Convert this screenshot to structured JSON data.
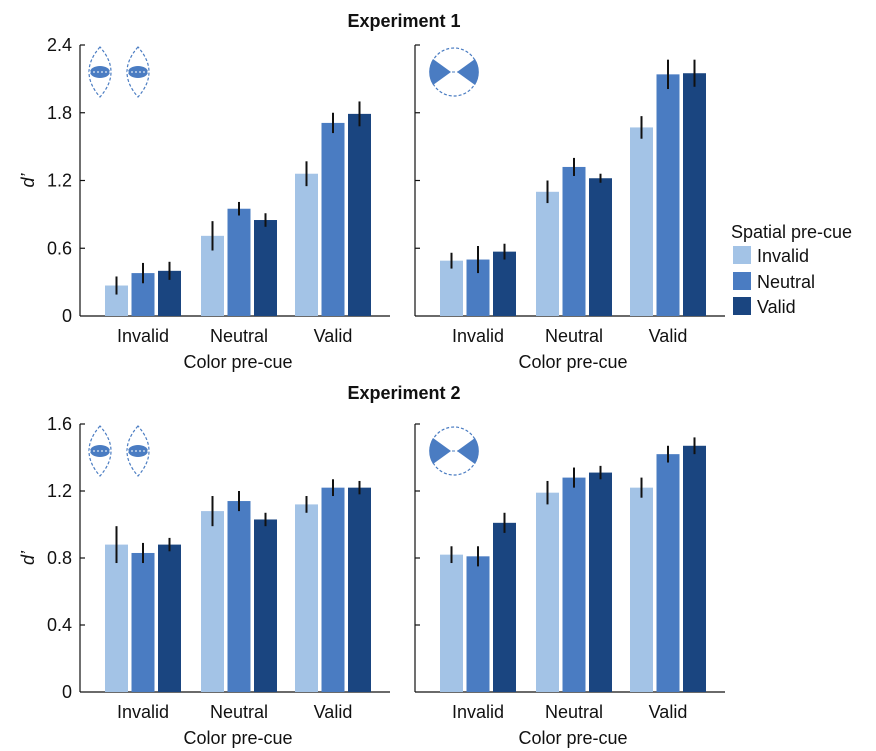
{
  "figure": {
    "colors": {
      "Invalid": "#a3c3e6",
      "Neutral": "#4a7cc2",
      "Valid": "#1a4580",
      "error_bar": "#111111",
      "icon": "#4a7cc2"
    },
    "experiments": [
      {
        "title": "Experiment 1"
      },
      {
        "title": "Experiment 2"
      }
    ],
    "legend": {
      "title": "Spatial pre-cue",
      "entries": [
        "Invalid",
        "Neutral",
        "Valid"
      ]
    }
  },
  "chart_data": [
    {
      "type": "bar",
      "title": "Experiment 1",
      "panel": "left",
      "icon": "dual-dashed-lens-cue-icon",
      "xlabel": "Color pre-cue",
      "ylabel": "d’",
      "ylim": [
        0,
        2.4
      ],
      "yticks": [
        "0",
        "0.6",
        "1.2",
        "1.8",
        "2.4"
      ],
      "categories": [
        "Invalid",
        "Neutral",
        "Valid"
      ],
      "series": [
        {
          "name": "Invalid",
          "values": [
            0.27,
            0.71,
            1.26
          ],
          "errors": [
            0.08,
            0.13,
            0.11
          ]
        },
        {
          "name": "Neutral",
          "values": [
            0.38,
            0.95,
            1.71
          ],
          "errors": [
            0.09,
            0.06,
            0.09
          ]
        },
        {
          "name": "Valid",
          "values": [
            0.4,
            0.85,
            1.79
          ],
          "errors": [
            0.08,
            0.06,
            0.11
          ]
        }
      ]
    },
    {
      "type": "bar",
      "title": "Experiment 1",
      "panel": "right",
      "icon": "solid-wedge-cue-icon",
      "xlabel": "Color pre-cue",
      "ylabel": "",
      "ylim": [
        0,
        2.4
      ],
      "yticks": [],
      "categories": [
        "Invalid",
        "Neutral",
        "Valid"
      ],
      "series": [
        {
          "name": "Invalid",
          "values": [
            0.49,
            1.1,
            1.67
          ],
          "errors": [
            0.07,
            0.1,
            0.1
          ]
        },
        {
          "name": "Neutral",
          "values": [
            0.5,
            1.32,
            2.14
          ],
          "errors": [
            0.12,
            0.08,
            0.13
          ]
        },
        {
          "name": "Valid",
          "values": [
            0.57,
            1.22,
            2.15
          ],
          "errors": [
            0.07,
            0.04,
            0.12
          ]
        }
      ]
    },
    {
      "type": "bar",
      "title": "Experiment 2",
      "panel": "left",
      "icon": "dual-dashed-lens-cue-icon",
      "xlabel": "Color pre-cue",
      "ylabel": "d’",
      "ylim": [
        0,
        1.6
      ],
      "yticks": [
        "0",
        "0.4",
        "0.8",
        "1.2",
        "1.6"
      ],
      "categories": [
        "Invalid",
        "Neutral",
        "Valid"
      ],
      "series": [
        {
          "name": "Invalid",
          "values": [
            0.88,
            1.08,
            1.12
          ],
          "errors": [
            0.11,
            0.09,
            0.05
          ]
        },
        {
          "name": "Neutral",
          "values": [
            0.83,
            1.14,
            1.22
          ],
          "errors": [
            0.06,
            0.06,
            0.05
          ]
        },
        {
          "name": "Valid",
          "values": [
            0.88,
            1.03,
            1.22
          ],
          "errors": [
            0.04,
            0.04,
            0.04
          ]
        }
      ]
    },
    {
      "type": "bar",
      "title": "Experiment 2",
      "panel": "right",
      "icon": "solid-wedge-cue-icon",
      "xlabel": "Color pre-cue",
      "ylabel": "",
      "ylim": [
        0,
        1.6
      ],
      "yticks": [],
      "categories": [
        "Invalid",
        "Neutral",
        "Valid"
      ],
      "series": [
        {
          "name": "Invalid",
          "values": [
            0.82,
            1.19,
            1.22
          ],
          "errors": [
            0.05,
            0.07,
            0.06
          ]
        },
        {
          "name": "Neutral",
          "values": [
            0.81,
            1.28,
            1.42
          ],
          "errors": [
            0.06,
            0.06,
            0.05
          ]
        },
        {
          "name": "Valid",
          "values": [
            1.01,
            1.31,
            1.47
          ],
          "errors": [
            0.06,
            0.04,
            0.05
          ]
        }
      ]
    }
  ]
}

Given exercise ::
Each line above is to be copied verbatim. Drop any image from the copy.

Solution to the exercise ::
Convert this screenshot to structured JSON data.
{
  "figure": {
    "colors": {
      "Invalid": "#a3c3e6",
      "Neutral": "#4a7cc2",
      "Valid": "#1a4580",
      "error_bar": "#111111",
      "icon": "#4a7cc2"
    },
    "experiments": [
      {
        "title": "Experiment 1"
      },
      {
        "title": "Experiment 2"
      }
    ],
    "legend": {
      "title": "Spatial pre-cue",
      "entries": [
        "Invalid",
        "Neutral",
        "Valid"
      ]
    }
  },
  "chart_data": [
    {
      "type": "bar",
      "title": "Experiment 1",
      "panel": "left",
      "icon": "dual-dashed-lens-cue-icon",
      "xlabel": "Color pre-cue",
      "ylabel": "d’",
      "ylim": [
        0,
        2.4
      ],
      "yticks": [
        "0",
        "0.6",
        "1.2",
        "1.8",
        "2.4"
      ],
      "categories": [
        "Invalid",
        "Neutral",
        "Valid"
      ],
      "series": [
        {
          "name": "Invalid",
          "values": [
            0.27,
            0.71,
            1.26
          ],
          "errors": [
            0.08,
            0.13,
            0.11
          ]
        },
        {
          "name": "Neutral",
          "values": [
            0.38,
            0.95,
            1.71
          ],
          "errors": [
            0.09,
            0.06,
            0.09
          ]
        },
        {
          "name": "Valid",
          "values": [
            0.4,
            0.85,
            1.79
          ],
          "errors": [
            0.08,
            0.06,
            0.11
          ]
        }
      ]
    },
    {
      "type": "bar",
      "title": "Experiment 1",
      "panel": "right",
      "icon": "solid-wedge-cue-icon",
      "xlabel": "Color pre-cue",
      "ylabel": "",
      "ylim": [
        0,
        2.4
      ],
      "yticks": [],
      "categories": [
        "Invalid",
        "Neutral",
        "Valid"
      ],
      "series": [
        {
          "name": "Invalid",
          "values": [
            0.49,
            1.1,
            1.67
          ],
          "errors": [
            0.07,
            0.1,
            0.1
          ]
        },
        {
          "name": "Neutral",
          "values": [
            0.5,
            1.32,
            2.14
          ],
          "errors": [
            0.12,
            0.08,
            0.13
          ]
        },
        {
          "name": "Valid",
          "values": [
            0.57,
            1.22,
            2.15
          ],
          "errors": [
            0.07,
            0.04,
            0.12
          ]
        }
      ]
    },
    {
      "type": "bar",
      "title": "Experiment 2",
      "panel": "left",
      "icon": "dual-dashed-lens-cue-icon",
      "xlabel": "Color pre-cue",
      "ylabel": "d’",
      "ylim": [
        0,
        1.6
      ],
      "yticks": [
        "0",
        "0.4",
        "0.8",
        "1.2",
        "1.6"
      ],
      "categories": [
        "Invalid",
        "Neutral",
        "Valid"
      ],
      "series": [
        {
          "name": "Invalid",
          "values": [
            0.88,
            1.08,
            1.12
          ],
          "errors": [
            0.11,
            0.09,
            0.05
          ]
        },
        {
          "name": "Neutral",
          "values": [
            0.83,
            1.14,
            1.22
          ],
          "errors": [
            0.06,
            0.06,
            0.05
          ]
        },
        {
          "name": "Valid",
          "values": [
            0.88,
            1.03,
            1.22
          ],
          "errors": [
            0.04,
            0.04,
            0.04
          ]
        }
      ]
    },
    {
      "type": "bar",
      "title": "Experiment 2",
      "panel": "right",
      "icon": "solid-wedge-cue-icon",
      "xlabel": "Color pre-cue",
      "ylabel": "",
      "ylim": [
        0,
        1.6
      ],
      "yticks": [],
      "categories": [
        "Invalid",
        "Neutral",
        "Valid"
      ],
      "series": [
        {
          "name": "Invalid",
          "values": [
            0.82,
            1.19,
            1.22
          ],
          "errors": [
            0.05,
            0.07,
            0.06
          ]
        },
        {
          "name": "Neutral",
          "values": [
            0.81,
            1.28,
            1.42
          ],
          "errors": [
            0.06,
            0.06,
            0.05
          ]
        },
        {
          "name": "Valid",
          "values": [
            1.01,
            1.31,
            1.47
          ],
          "errors": [
            0.06,
            0.04,
            0.05
          ]
        }
      ]
    }
  ]
}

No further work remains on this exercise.